__Record list__:
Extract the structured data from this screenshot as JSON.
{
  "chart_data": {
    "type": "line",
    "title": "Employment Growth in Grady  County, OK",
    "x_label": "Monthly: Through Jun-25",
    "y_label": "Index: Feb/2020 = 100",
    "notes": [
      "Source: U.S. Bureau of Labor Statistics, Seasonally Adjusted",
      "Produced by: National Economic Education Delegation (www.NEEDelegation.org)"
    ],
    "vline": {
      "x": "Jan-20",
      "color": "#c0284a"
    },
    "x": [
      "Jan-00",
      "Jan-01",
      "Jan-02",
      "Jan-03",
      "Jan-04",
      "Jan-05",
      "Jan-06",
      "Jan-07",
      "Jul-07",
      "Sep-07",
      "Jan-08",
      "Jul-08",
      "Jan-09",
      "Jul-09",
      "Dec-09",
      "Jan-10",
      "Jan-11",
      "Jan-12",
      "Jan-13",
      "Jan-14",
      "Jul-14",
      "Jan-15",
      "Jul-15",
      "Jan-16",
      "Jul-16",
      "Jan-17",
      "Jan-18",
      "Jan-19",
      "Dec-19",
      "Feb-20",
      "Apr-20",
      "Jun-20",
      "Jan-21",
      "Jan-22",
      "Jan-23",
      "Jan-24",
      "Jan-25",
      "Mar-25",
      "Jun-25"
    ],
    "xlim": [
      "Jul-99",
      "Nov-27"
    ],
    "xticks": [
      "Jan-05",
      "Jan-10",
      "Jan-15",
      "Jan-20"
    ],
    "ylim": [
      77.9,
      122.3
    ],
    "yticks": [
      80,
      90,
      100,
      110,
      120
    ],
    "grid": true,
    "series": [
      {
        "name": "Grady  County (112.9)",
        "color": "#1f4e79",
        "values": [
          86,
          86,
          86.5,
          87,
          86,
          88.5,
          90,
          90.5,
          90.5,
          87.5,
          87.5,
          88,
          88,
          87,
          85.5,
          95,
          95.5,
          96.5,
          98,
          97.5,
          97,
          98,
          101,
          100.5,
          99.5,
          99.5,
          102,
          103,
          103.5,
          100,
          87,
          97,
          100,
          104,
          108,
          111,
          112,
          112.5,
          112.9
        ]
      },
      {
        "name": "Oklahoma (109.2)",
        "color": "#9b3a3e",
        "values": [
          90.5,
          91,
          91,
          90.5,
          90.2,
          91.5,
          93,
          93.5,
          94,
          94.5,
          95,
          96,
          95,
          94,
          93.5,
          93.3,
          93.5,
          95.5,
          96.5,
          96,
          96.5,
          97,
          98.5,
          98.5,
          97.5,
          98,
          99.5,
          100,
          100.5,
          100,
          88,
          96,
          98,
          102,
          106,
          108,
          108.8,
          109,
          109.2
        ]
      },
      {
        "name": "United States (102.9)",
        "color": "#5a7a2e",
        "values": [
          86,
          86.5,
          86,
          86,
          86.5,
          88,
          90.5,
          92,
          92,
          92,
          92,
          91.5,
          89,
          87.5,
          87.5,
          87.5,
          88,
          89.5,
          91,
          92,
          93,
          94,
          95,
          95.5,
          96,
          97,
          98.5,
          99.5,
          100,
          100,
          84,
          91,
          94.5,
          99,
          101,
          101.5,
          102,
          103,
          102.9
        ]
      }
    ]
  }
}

__Exercise__: Show all lines in the entries above where the string "name" appears.

__Task output__:
        "name": "Grady  County (112.9)",
        "name": "Oklahoma (109.2)",
        "name": "United States (102.9)",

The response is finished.